─── Fragmento del documento ───

Por si esto fuera poco los pueblos del Baix Llobregat pedían a gritos un enlace con la gran capital para promocionar su industria y agricultura. La solución llegó el 29 de diciembre de 1912, cuando se inauguró la línea entre Barcelona y Anoia, con Magòria a la cabeza.
La arquitectura superviviente tiene dos pisos. La planta baja correspondía al vestíbulo, las taquillas, una sala de espera y el lógico bar restaurante, mientras la superior se habilitaba como vivienda para el jefe de la estación.
Lo más destacable estilísticamente se halla en la torre del reloj, coronada con una cubierta policromada con ciertas similitudes a la vieja moda arábiga de algunos excéntricos influenciados por el boom orientalista del último tercio del siglo XIX, aquí rematado por el estallido de cerámicas vidriadas y un cierto regusto al habitual trencadís modernista.

─── Material de estudio ───

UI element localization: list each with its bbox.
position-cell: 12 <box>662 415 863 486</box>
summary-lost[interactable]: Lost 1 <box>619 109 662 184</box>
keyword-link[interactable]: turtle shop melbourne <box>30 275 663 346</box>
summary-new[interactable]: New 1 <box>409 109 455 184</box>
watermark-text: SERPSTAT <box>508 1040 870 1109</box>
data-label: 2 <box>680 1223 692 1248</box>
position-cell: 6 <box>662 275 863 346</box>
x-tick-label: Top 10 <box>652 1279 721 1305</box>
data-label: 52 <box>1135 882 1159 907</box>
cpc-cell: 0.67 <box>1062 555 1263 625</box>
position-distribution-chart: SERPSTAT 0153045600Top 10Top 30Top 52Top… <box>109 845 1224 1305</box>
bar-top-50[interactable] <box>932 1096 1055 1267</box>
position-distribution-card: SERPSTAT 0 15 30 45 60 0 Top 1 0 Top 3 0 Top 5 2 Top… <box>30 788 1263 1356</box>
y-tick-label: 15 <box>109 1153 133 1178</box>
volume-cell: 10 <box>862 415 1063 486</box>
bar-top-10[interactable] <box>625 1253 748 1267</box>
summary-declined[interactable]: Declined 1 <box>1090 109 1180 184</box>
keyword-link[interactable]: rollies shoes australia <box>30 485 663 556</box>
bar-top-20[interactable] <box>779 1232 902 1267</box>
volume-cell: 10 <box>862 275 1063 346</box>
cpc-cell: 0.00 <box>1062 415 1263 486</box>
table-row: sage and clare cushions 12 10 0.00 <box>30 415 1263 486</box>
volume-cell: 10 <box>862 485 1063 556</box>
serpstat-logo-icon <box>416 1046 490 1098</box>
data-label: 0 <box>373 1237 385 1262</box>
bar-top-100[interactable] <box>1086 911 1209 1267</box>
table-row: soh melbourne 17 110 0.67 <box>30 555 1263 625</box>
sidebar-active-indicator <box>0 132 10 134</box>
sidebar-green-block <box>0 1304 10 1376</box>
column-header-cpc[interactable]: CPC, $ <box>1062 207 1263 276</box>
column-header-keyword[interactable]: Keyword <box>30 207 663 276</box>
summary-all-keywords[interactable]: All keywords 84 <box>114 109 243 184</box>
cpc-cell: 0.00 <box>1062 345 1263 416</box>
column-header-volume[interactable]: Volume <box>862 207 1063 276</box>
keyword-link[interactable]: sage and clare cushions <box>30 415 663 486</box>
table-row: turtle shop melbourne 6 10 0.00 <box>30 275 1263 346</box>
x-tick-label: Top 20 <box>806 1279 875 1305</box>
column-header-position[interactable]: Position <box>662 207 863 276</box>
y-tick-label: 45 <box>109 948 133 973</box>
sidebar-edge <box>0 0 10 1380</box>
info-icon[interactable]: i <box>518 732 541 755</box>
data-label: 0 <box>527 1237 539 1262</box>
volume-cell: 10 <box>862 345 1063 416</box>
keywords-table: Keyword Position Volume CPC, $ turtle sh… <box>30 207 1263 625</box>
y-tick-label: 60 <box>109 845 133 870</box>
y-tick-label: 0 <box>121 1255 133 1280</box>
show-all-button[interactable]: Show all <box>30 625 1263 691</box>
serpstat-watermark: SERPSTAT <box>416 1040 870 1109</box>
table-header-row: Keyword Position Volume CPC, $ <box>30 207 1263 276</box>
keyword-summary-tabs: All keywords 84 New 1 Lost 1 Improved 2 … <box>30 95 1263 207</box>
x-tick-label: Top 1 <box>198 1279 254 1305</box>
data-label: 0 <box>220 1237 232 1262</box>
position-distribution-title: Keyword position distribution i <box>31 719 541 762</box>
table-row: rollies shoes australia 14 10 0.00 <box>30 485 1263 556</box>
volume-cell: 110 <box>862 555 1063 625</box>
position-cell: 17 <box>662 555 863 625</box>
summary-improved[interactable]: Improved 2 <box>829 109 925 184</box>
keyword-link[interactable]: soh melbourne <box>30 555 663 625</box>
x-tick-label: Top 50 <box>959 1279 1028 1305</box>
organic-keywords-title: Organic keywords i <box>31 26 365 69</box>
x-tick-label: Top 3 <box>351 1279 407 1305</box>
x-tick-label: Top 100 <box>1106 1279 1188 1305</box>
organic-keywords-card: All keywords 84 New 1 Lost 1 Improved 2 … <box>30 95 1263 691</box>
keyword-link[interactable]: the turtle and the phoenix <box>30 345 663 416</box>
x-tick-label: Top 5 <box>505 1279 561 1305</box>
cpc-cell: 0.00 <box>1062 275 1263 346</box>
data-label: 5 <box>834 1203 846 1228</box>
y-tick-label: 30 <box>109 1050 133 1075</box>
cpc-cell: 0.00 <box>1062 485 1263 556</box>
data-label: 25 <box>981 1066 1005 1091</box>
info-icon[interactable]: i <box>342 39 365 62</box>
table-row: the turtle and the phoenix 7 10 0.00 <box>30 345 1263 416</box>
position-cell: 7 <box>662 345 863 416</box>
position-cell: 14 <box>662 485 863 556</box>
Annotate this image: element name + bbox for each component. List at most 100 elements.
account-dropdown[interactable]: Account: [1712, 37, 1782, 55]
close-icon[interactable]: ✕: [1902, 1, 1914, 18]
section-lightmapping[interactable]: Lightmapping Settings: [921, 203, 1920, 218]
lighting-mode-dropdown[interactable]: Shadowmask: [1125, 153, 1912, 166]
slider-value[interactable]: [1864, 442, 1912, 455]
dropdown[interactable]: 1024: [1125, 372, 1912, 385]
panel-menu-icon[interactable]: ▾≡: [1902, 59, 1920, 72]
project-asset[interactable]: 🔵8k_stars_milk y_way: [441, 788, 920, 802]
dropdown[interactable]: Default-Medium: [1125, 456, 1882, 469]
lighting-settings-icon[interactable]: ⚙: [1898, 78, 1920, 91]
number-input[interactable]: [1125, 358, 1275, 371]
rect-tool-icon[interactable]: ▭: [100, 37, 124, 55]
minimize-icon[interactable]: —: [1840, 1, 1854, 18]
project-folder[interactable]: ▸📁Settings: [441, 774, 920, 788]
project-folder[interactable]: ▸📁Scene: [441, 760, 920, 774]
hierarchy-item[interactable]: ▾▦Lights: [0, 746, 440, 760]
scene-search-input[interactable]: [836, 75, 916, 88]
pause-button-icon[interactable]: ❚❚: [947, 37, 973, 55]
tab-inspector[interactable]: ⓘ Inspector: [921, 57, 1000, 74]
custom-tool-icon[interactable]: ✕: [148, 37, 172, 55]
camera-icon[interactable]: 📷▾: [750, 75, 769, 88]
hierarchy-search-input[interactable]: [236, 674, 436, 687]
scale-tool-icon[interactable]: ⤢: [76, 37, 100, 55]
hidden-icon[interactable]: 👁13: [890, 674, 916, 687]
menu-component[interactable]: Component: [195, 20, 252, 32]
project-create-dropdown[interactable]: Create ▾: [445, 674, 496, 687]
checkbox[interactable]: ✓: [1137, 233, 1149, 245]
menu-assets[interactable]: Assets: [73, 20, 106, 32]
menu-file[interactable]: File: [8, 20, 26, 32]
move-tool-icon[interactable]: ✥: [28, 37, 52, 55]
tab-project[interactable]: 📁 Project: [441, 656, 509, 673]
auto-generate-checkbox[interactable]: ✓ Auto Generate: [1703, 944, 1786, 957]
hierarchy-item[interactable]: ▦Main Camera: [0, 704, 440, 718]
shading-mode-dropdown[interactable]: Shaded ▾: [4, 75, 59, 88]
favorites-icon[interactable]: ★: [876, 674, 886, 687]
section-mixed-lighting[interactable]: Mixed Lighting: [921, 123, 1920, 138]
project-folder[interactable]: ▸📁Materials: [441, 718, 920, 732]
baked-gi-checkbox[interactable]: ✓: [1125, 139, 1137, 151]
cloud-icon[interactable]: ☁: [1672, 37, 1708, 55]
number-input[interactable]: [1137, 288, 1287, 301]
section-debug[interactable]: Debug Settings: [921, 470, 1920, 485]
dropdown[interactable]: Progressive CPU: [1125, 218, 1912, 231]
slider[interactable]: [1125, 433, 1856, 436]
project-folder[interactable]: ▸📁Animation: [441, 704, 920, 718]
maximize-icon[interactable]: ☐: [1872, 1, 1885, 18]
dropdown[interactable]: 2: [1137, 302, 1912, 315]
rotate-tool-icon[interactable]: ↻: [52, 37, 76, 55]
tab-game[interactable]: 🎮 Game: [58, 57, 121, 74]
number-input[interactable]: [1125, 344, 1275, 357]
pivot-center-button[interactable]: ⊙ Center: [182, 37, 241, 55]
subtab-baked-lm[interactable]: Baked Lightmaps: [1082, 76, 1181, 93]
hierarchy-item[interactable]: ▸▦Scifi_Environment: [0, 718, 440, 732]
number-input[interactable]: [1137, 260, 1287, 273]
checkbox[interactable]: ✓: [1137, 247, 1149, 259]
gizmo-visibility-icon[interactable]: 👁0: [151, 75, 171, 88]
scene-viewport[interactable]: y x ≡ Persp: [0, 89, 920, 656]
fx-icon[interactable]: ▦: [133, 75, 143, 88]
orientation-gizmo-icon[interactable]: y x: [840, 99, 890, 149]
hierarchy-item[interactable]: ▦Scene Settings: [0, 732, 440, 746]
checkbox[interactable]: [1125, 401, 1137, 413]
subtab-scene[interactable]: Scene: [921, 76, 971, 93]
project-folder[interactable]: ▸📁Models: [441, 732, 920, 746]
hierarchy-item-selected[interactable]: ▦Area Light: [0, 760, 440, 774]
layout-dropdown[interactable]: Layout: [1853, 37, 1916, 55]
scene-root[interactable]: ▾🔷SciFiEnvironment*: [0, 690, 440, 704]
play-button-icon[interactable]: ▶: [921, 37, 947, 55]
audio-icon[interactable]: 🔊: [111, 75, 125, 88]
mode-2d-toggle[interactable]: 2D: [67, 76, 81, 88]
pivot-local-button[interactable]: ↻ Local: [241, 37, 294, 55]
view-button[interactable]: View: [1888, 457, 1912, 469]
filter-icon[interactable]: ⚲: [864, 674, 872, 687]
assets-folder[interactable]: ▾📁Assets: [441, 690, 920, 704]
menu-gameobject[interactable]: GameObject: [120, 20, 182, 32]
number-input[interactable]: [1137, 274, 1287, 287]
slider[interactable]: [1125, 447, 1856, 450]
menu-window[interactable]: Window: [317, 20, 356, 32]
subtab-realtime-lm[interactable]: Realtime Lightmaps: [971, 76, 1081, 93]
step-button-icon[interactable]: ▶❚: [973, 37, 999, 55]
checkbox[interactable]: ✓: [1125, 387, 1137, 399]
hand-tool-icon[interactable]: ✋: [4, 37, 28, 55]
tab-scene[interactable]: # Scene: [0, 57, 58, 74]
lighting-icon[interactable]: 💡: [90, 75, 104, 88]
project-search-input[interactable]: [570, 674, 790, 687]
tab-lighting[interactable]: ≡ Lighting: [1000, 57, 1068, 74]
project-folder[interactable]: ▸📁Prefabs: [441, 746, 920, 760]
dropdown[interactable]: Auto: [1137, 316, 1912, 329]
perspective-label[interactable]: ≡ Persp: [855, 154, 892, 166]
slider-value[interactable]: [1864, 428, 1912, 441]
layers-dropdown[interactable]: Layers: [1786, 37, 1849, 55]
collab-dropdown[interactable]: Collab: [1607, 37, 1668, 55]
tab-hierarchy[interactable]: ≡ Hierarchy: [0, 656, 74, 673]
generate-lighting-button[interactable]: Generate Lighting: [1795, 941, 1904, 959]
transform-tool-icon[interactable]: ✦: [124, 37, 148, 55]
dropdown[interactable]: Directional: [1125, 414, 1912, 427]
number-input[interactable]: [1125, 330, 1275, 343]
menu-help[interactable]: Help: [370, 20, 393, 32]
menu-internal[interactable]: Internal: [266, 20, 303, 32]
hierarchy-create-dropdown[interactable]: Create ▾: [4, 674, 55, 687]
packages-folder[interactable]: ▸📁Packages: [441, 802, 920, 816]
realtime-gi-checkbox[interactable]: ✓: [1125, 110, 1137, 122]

───

Tarea
Edita el fragmento sobre la estación, todo lo que va desde "La arquitectura superviviente" hasta "de la estación.", y pon "residencia" en lugar de "vivienda". Las filas no hacen falta.

Respuesta
La arquitectura superviviente tiene dos pisos. La planta baja correspondía al vestíbulo, las taquillas, una sala de espera y el lógico bar restaurante, mientras la superior se habilitaba como residencia para el jefe de la estación.